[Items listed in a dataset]
..........

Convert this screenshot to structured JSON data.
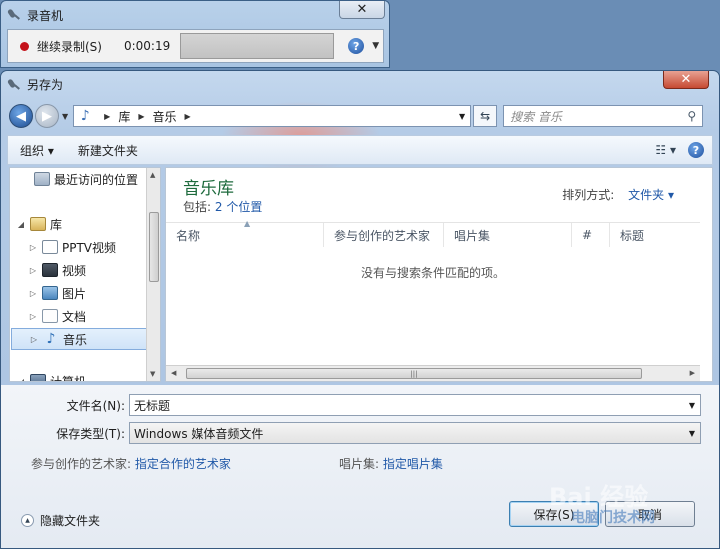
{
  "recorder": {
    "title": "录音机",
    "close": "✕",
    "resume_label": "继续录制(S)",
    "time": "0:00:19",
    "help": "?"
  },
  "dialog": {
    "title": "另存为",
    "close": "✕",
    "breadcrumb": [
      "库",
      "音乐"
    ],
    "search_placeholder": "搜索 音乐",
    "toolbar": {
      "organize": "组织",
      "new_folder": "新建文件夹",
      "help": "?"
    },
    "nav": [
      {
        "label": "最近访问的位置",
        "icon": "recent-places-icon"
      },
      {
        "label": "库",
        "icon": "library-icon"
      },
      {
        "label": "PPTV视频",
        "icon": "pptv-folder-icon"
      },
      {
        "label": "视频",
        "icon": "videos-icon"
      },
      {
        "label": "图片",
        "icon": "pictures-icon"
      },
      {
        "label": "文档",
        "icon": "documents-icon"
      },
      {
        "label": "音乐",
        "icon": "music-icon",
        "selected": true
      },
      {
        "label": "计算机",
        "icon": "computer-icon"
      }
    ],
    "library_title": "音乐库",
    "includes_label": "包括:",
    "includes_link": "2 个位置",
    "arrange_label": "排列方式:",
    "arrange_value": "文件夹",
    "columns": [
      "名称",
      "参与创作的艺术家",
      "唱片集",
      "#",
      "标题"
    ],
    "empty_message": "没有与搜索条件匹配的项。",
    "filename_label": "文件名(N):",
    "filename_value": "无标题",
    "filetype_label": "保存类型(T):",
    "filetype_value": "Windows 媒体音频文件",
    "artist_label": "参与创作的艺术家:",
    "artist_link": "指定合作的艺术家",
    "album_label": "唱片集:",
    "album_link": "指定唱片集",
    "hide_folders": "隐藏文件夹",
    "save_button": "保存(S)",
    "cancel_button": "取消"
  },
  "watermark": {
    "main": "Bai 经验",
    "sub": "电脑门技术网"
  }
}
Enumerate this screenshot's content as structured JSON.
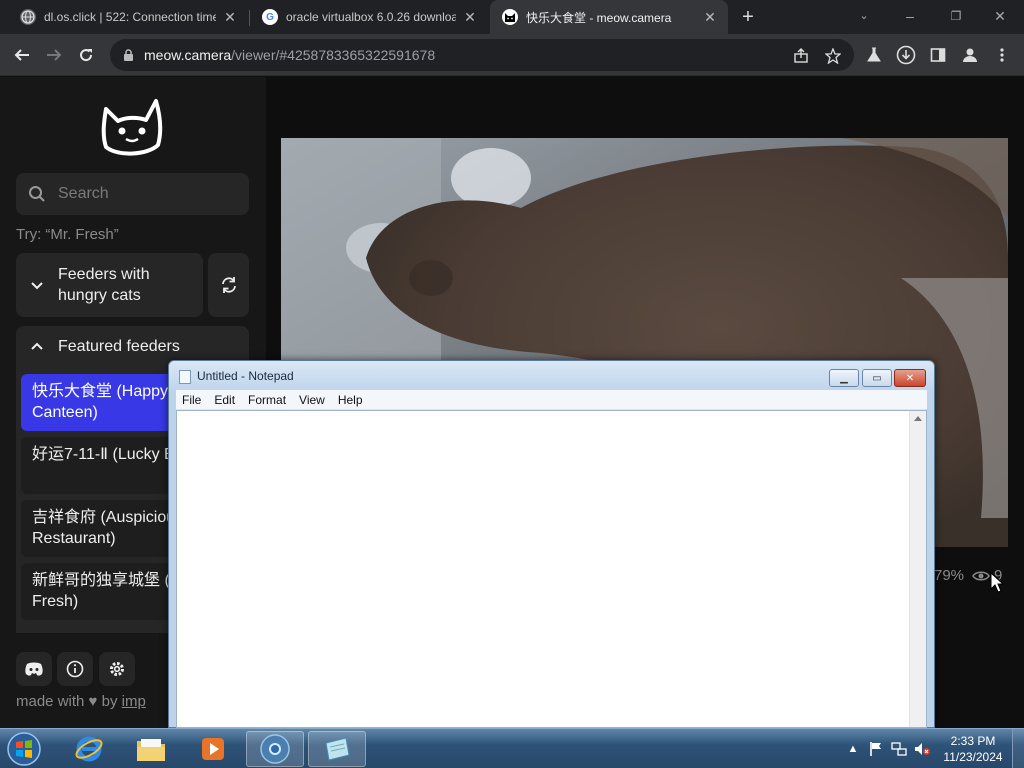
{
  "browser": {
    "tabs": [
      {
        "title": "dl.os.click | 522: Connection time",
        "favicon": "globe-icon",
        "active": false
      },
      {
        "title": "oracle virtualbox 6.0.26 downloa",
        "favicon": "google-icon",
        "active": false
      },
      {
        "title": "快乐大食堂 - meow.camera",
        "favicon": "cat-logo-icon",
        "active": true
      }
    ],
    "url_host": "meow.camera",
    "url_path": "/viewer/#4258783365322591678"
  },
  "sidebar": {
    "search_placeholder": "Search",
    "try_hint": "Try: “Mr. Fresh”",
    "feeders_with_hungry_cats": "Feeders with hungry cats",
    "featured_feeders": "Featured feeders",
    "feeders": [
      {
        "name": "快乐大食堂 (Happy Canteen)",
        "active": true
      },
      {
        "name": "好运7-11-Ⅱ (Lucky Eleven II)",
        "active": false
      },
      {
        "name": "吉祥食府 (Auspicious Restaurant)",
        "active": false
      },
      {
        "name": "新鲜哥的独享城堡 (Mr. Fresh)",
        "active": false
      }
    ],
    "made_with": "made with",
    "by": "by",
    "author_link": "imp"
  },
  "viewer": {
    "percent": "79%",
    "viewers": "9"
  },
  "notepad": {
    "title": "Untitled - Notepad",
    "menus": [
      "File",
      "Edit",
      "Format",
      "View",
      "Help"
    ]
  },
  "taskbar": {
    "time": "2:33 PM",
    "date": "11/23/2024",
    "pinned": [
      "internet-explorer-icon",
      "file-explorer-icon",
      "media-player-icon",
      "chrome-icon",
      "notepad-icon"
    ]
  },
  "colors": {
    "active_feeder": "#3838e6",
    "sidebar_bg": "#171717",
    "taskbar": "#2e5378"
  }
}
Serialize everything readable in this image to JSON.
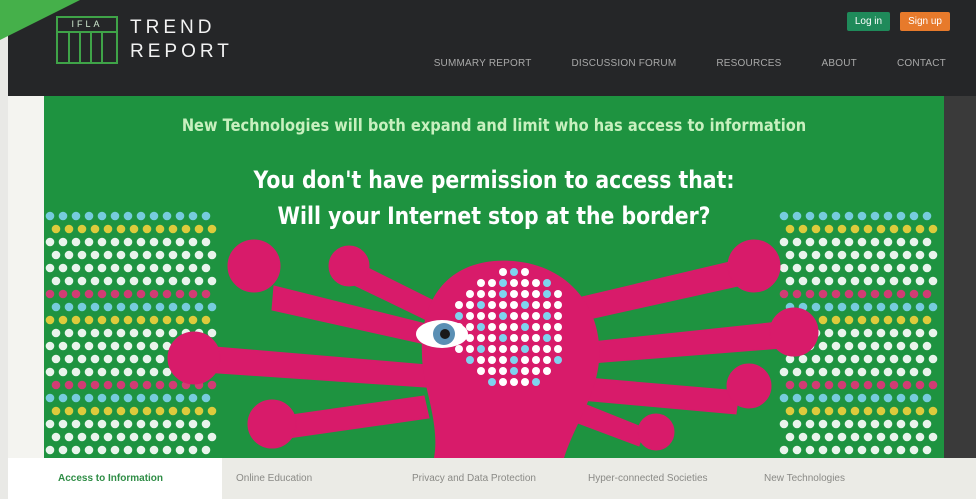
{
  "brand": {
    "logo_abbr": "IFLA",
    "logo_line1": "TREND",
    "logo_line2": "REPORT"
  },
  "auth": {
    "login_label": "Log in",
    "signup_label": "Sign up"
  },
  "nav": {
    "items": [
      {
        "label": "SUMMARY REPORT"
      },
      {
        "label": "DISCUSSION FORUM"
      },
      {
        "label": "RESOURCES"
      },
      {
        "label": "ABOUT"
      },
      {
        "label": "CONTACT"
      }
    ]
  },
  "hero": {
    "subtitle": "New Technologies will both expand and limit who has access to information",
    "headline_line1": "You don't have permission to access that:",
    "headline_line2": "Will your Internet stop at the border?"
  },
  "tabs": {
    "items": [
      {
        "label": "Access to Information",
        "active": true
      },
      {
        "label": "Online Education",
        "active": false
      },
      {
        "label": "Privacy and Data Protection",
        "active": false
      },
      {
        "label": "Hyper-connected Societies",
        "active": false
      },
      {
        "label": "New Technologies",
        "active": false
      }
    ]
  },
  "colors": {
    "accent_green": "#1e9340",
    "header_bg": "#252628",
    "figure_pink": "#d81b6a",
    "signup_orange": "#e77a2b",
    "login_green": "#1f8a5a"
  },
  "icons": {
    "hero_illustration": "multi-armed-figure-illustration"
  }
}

..........

## TASK DETAILS
Every entry must be reproduced exactly, with the images left out.

## WRITTEN ANSWER
Convert this screenshot to structured JSON data.
{
  "recorder": {
    "title": "录音机",
    "close": "✕",
    "resume_label": "继续录制(S)",
    "time": "0:00:19",
    "help": "?"
  },
  "dialog": {
    "title": "另存为",
    "close": "✕",
    "breadcrumb": [
      "库",
      "音乐"
    ],
    "search_placeholder": "搜索 音乐",
    "toolbar": {
      "organize": "组织",
      "new_folder": "新建文件夹",
      "help": "?"
    },
    "nav": [
      {
        "label": "最近访问的位置",
        "icon": "recent-places-icon"
      },
      {
        "label": "库",
        "icon": "library-icon"
      },
      {
        "label": "PPTV视频",
        "icon": "pptv-folder-icon"
      },
      {
        "label": "视频",
        "icon": "videos-icon"
      },
      {
        "label": "图片",
        "icon": "pictures-icon"
      },
      {
        "label": "文档",
        "icon": "documents-icon"
      },
      {
        "label": "音乐",
        "icon": "music-icon",
        "selected": true
      },
      {
        "label": "计算机",
        "icon": "computer-icon"
      }
    ],
    "library_title": "音乐库",
    "includes_label": "包括:",
    "includes_link": "2 个位置",
    "arrange_label": "排列方式:",
    "arrange_value": "文件夹",
    "columns": [
      "名称",
      "参与创作的艺术家",
      "唱片集",
      "#",
      "标题"
    ],
    "empty_message": "没有与搜索条件匹配的项。",
    "filename_label": "文件名(N):",
    "filename_value": "无标题",
    "filetype_label": "保存类型(T):",
    "filetype_value": "Windows 媒体音频文件",
    "artist_label": "参与创作的艺术家:",
    "artist_link": "指定合作的艺术家",
    "album_label": "唱片集:",
    "album_link": "指定唱片集",
    "hide_folders": "隐藏文件夹",
    "save_button": "保存(S)",
    "cancel_button": "取消"
  },
  "watermark": {
    "main": "Bai 经验",
    "sub": "电脑门技术网"
  }
}
Enumerate this screenshot's content as structured JSON.
{
  "browser": {
    "tabs": [
      {
        "title": "dl.os.click | 522: Connection time",
        "favicon": "globe-icon",
        "active": false
      },
      {
        "title": "oracle virtualbox 6.0.26 downloa",
        "favicon": "google-icon",
        "active": false
      },
      {
        "title": "快乐大食堂 - meow.camera",
        "favicon": "cat-logo-icon",
        "active": true
      }
    ],
    "url_host": "meow.camera",
    "url_path": "/viewer/#4258783365322591678"
  },
  "sidebar": {
    "search_placeholder": "Search",
    "try_hint": "Try: “Mr. Fresh”",
    "feeders_with_hungry_cats": "Feeders with hungry cats",
    "featured_feeders": "Featured feeders",
    "feeders": [
      {
        "name": "快乐大食堂 (Happy Canteen)",
        "active": true
      },
      {
        "name": "好运7-11-Ⅱ (Lucky Eleven II)",
        "active": false
      },
      {
        "name": "吉祥食府 (Auspicious Restaurant)",
        "active": false
      },
      {
        "name": "新鲜哥的独享城堡 (Mr. Fresh)",
        "active": false
      }
    ],
    "made_with": "made with",
    "by": "by",
    "author_link": "imp"
  },
  "viewer": {
    "percent": "79%",
    "viewers": "9"
  },
  "notepad": {
    "title": "Untitled - Notepad",
    "menus": [
      "File",
      "Edit",
      "Format",
      "View",
      "Help"
    ]
  },
  "taskbar": {
    "time": "2:33 PM",
    "date": "11/23/2024",
    "pinned": [
      "internet-explorer-icon",
      "file-explorer-icon",
      "media-player-icon",
      "chrome-icon",
      "notepad-icon"
    ]
  },
  "colors": {
    "active_feeder": "#3838e6",
    "sidebar_bg": "#171717",
    "taskbar": "#2e5378"
  }
}
Serialize everything readable in this image to JSON.
{
  "brand": {
    "logo_abbr": "IFLA",
    "logo_line1": "TREND",
    "logo_line2": "REPORT"
  },
  "auth": {
    "login_label": "Log in",
    "signup_label": "Sign up"
  },
  "nav": {
    "items": [
      {
        "label": "SUMMARY REPORT"
      },
      {
        "label": "DISCUSSION FORUM"
      },
      {
        "label": "RESOURCES"
      },
      {
        "label": "ABOUT"
      },
      {
        "label": "CONTACT"
      }
    ]
  },
  "hero": {
    "subtitle": "New Technologies will both expand and limit who has access to information",
    "headline_line1": "You don't have permission to access that:",
    "headline_line2": "Will your Internet stop at the border?"
  },
  "tabs": {
    "items": [
      {
        "label": "Access to Information",
        "active": true
      },
      {
        "label": "Online Education",
        "active": false
      },
      {
        "label": "Privacy and Data Protection",
        "active": false
      },
      {
        "label": "Hyper-connected Societies",
        "active": false
      },
      {
        "label": "New Technologies",
        "active": false
      }
    ]
  },
  "colors": {
    "accent_green": "#1e9340",
    "header_bg": "#252628",
    "figure_pink": "#d81b6a",
    "signup_orange": "#e77a2b",
    "login_green": "#1f8a5a"
  },
  "icons": {
    "hero_illustration": "multi-armed-figure-illustration"
  }
}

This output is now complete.